- TASK STATEMENT -
The entries below are to be transcribed in full, without their images.

- GIVEN RECORDS -

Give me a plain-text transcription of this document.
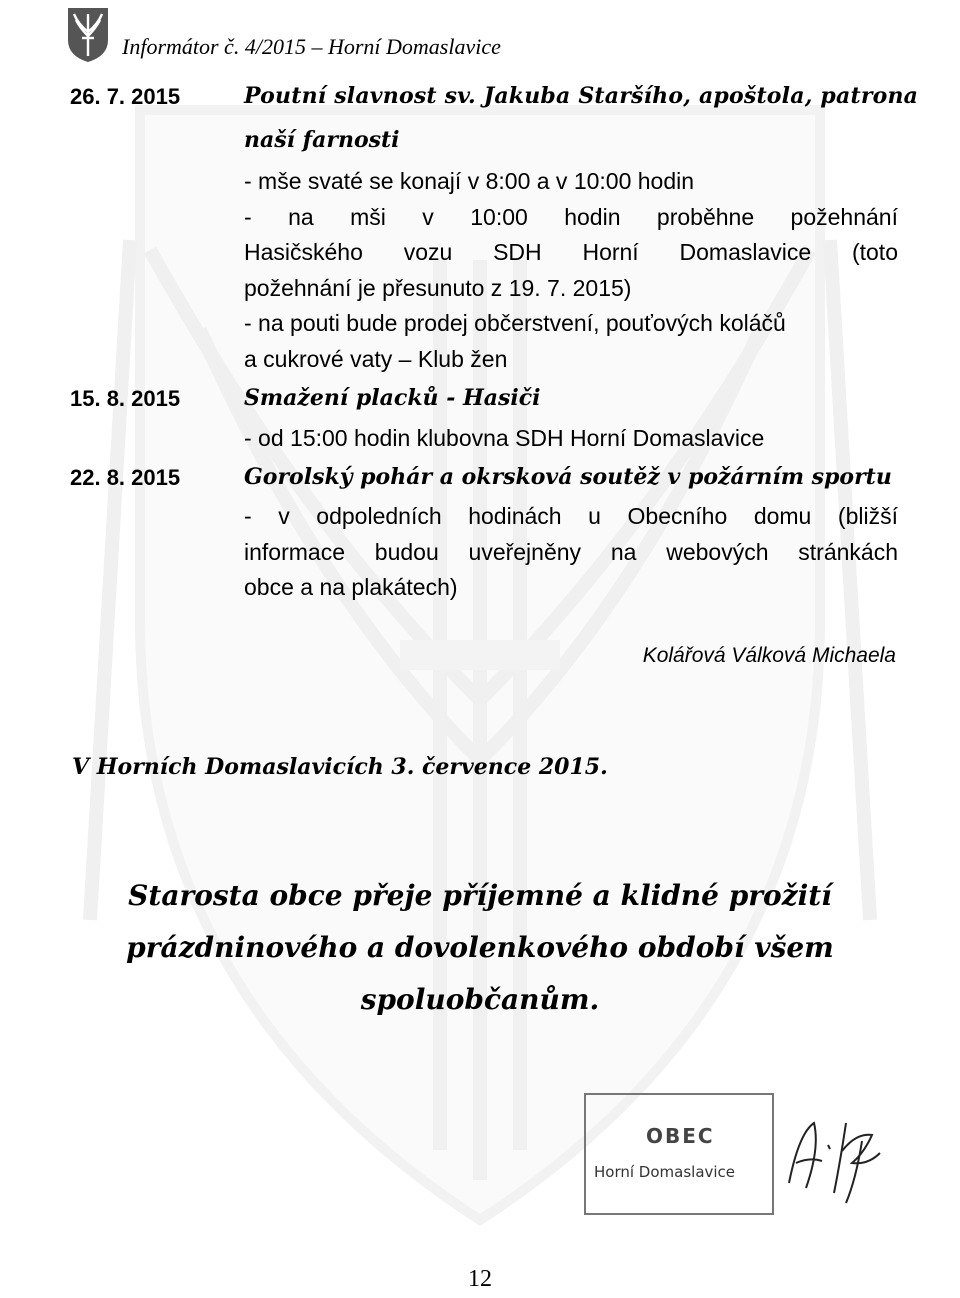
Informátor č. 4/2015 – Horní Domaslavice
26. 7. 2015	Poutní slavnost sv. Jakuba Staršího, apoštola, patrona
naší farnosti
- mše svaté se konají v 8:00 a v 10:00 hodin
- na mši v 10:00 hodin proběhne požehnání
Hasičského vozu SDH Horní Domaslavice (toto
požehnání je přesunuto z 19. 7. 2015)
- na pouti bude prodej občerstvení, pouťových koláčů
a cukrové vaty – Klub žen
15. 8. 2015	Smažení placků - Hasiči
- od 15:00 hodin klubovna SDH Horní Domaslavice
22. 8. 2015	Gorolský pohár a okrsková soutěž v požárním sportu
- v odpoledních hodinách u Obecního domu (bližší
informace budou uveřejněny na webových stránkách
obce a na plakátech)
Kolářová Válková Michaela
V Horních Domaslavicích 3. července 2015.
Starosta obce přeje příjemné a klidné prožití
prázdninového a dovolenkového období všem
spoluobčanům.
OBEC
Horní Domaslavice
12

- EXERCISE RESULT -
Give me a plain-text transcription of this document.
Informátor č. 4/2015 – Horní Domaslavice
26. 7. 2015	Poutní slavnost sv. Jakuba Staršího, apoštola, patrona
naší farnosti
- mše svaté se konají v 8:00 a v 10:00 hodin
- na mši v 10:00 hodin proběhne požehnání
Hasičského vozu SDH Horní Domaslavice (toto
požehnání je přesunuto z 19. 7. 2015)
- na pouti bude prodej občerstvení, pouťových koláčů
a cukrové vaty – Klub žen
15. 8. 2015	Smažení placků - Hasiči
- od 15:00 hodin klubovna SDH Horní Domaslavice
22. 8. 2015	Gorolský pohár a okrsková soutěž v požárním sportu
- v odpoledních hodinách u Obecního domu (bližší
informace budou uveřejněny na webových stránkách
obce a na plakátech)
Kolářová Válková Michaela
V Horních Domaslavicích 3. července 2015.
Starosta obce přeje příjemné a klidné prožití
prázdninového a dovolenkového období všem
spoluobčanům.
OBEC
Horní Domaslavice
12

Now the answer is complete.